■ Task instructions:
Search the listing below for the string "验原件交复印件" and copy every line where it occurs.
::: Material provided
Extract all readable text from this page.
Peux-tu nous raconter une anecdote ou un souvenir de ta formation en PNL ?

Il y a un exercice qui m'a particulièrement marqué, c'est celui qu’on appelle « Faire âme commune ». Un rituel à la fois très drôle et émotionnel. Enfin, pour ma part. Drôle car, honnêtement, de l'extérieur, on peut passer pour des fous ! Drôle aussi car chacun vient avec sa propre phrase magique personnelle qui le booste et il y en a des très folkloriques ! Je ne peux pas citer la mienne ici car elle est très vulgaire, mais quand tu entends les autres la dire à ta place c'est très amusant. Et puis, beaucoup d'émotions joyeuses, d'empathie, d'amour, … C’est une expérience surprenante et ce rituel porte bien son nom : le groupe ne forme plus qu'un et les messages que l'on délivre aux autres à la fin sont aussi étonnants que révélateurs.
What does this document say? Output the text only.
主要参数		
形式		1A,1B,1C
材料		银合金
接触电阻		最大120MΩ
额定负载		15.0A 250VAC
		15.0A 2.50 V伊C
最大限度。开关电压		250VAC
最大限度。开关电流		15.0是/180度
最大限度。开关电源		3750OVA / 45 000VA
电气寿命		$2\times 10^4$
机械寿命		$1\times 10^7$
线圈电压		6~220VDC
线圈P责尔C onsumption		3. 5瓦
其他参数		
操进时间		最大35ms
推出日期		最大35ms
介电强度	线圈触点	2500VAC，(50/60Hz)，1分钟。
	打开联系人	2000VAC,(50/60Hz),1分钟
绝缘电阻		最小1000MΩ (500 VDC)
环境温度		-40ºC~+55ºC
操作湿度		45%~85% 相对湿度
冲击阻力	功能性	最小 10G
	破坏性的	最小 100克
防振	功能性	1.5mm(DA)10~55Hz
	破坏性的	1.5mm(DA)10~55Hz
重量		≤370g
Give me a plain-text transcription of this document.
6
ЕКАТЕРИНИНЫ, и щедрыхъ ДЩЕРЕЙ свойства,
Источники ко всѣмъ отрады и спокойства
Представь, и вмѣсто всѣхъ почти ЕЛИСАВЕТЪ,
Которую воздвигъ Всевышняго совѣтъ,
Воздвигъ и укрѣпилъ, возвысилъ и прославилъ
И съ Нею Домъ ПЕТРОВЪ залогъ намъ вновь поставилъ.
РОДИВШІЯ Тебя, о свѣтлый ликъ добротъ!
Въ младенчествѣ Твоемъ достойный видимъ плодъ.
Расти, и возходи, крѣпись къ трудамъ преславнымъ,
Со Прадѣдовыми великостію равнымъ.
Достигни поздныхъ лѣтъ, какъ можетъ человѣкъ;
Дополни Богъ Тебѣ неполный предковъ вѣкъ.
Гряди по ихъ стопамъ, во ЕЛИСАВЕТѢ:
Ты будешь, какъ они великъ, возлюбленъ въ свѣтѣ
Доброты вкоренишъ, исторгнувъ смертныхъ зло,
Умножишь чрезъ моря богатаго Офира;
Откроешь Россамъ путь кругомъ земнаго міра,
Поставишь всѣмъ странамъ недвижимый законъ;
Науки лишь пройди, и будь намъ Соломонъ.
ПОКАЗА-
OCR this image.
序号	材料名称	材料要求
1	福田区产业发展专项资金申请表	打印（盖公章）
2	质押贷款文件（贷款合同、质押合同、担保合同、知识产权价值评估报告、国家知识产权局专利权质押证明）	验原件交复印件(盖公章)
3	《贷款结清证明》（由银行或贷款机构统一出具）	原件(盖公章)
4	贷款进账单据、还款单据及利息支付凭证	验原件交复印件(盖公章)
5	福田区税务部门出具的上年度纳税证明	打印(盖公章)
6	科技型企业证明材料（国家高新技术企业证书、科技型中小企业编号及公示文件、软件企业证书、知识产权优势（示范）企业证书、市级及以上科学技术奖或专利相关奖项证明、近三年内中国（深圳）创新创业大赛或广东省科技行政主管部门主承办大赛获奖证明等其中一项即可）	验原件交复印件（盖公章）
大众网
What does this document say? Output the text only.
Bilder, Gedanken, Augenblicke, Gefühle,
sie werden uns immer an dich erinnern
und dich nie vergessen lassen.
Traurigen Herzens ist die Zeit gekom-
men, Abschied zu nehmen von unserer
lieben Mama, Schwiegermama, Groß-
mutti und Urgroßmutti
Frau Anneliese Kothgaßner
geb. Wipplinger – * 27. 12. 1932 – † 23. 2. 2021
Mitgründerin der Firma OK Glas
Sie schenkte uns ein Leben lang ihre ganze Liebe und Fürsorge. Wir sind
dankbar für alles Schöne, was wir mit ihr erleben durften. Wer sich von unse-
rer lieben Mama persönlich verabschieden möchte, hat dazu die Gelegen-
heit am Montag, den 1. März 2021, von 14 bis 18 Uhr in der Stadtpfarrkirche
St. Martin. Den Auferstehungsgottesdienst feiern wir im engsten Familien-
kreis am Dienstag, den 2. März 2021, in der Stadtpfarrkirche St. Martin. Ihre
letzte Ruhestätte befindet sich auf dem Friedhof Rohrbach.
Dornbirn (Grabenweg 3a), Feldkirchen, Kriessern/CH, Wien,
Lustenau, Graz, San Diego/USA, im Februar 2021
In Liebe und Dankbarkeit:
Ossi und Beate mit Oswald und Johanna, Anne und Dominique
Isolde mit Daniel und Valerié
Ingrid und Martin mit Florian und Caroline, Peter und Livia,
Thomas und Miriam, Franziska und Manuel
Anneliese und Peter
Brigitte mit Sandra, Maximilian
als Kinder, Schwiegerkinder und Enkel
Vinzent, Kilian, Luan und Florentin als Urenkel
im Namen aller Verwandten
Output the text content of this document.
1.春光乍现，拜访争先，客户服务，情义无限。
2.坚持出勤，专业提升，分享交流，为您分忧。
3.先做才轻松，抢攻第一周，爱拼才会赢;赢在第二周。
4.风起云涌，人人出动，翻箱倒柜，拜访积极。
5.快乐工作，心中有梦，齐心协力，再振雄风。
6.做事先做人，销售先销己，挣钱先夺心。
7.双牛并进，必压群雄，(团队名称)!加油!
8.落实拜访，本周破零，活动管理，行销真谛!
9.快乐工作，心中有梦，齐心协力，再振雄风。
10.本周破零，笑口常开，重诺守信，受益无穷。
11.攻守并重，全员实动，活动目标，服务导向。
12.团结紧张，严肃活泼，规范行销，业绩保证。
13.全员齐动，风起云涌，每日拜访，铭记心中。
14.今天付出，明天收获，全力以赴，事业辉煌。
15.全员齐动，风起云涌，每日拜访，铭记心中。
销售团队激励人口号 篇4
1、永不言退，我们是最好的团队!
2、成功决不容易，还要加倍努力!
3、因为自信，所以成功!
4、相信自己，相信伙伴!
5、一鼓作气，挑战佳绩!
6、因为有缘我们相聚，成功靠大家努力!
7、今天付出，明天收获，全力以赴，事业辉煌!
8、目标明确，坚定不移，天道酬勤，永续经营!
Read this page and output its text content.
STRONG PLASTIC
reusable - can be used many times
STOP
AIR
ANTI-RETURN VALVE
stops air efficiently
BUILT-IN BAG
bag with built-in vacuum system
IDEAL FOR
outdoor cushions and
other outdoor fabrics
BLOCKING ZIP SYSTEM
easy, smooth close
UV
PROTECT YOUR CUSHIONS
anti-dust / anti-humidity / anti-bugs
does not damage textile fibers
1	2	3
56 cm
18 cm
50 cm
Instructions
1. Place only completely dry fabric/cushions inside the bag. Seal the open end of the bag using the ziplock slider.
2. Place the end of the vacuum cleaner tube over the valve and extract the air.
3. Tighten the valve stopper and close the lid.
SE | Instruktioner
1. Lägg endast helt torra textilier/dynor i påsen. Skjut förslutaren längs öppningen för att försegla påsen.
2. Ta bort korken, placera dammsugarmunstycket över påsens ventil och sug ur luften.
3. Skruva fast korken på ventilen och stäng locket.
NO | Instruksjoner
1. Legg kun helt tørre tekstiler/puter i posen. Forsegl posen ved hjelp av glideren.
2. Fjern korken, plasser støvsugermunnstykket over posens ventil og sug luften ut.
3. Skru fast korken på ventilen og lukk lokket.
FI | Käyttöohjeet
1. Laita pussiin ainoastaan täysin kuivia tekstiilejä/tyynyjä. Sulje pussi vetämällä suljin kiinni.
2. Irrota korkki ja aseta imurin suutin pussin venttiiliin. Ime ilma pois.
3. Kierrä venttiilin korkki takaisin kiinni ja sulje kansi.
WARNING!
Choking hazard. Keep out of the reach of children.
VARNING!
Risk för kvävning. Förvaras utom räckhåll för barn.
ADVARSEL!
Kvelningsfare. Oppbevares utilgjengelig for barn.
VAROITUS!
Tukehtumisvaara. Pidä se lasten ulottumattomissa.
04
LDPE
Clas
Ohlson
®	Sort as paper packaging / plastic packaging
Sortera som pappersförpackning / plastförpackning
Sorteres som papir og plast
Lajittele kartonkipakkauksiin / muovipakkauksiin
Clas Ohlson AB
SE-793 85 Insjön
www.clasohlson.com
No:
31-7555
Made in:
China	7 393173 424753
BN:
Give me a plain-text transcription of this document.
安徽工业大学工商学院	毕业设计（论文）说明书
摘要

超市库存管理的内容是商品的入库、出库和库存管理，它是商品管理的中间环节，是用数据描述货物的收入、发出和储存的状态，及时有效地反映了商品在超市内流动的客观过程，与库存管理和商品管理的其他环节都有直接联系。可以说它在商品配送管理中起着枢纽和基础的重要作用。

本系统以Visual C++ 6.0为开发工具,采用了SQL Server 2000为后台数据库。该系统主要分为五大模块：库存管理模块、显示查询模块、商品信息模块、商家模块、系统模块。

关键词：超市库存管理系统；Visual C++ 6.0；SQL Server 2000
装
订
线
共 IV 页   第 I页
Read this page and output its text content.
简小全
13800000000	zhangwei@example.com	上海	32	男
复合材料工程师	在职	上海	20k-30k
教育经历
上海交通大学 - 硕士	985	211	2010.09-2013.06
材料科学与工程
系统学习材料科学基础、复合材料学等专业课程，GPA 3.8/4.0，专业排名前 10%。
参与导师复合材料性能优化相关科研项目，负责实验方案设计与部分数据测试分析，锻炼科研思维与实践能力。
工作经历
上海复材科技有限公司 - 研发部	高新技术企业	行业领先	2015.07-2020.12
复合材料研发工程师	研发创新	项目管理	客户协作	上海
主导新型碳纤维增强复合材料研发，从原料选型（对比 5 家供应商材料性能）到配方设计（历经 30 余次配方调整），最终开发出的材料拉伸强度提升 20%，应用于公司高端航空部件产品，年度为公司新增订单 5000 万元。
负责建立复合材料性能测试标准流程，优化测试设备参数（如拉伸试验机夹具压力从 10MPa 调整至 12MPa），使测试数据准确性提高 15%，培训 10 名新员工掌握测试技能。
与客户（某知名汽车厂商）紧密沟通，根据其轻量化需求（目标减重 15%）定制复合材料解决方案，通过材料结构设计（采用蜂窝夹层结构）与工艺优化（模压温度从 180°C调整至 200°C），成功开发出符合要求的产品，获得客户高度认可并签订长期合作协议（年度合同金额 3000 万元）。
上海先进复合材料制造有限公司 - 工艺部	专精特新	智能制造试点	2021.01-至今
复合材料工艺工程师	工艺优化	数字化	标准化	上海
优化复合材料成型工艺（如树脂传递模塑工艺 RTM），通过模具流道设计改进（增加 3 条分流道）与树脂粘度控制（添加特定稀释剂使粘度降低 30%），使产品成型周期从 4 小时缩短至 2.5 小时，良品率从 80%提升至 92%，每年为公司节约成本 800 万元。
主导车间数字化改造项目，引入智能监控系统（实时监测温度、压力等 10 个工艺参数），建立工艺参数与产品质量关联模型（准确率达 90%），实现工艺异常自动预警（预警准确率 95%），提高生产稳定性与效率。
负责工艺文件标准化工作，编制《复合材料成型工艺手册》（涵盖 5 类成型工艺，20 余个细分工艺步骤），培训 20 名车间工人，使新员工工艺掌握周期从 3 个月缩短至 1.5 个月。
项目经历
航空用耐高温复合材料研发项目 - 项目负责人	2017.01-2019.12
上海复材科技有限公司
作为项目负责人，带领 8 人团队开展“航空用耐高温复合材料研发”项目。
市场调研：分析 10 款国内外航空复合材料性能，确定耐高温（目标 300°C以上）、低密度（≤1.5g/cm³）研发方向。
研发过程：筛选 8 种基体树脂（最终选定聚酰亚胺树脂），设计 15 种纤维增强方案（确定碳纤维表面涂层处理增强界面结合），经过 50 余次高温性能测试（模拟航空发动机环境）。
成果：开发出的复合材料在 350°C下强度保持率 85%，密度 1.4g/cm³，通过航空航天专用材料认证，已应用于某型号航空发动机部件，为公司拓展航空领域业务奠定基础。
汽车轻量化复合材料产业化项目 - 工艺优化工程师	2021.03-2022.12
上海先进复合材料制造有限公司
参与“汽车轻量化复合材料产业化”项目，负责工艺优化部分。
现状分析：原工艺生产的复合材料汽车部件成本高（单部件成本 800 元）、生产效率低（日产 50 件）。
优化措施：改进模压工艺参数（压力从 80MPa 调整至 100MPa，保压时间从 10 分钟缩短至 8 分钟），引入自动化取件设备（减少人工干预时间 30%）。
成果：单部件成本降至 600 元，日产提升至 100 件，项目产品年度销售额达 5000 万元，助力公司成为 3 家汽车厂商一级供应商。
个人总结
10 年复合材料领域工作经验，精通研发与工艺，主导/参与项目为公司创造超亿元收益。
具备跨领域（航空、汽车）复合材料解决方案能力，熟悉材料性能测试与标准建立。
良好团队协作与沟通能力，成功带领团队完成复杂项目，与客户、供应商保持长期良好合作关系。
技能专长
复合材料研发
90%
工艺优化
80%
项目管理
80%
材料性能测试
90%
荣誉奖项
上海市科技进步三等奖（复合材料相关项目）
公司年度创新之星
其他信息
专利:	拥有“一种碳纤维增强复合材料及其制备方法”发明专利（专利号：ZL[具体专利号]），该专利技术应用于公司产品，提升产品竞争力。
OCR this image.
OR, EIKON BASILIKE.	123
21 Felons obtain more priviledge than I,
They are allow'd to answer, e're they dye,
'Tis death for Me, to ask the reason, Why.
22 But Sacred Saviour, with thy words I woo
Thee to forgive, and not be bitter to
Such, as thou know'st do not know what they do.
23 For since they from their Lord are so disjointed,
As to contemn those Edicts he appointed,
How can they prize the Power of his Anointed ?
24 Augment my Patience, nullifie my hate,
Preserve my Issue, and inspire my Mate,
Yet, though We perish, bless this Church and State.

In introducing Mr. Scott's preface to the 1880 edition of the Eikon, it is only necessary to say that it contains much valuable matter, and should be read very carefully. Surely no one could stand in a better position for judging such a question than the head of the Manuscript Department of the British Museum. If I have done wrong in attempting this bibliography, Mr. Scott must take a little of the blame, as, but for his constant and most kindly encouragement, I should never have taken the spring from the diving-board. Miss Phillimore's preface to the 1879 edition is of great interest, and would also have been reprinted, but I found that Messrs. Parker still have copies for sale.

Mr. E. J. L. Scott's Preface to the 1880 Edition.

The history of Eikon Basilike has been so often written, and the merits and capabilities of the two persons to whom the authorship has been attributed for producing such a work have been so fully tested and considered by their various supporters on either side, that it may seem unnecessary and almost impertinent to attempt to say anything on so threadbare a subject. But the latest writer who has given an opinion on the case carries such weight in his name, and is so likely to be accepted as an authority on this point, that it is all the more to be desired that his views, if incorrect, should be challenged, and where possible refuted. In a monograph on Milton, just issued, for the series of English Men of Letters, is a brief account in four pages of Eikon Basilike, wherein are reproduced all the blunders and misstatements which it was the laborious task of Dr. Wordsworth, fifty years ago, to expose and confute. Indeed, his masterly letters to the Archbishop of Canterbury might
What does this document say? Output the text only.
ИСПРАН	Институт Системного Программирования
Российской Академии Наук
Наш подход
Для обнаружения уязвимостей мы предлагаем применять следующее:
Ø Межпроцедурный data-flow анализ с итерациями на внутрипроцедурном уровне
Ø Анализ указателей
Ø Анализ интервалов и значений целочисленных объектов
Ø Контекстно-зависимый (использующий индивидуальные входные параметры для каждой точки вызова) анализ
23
::::::
■ Correct answer:
2	质押贷款文件（贷款合同、质押合同、担保合同、知识产权价值评估报告、国家知识产权局专利权质押证明）	验原件交复印件(盖公章)
4	贷款进账单据、还款单据及利息支付凭证	验原件交复印件(盖公章)
6	科技型企业证明材料（国家高新技术企业证书、科技型中小企业编号及公示文件、软件企业证书、知识产权优势（示范）企业证书、市级及以上科学技术奖或专利相关奖项证明、近三年内中国（深圳）创新创业大赛或广东省科技行政主管部门主承办大赛获奖证明等其中一项即可）	验原件交复印件（盖公章）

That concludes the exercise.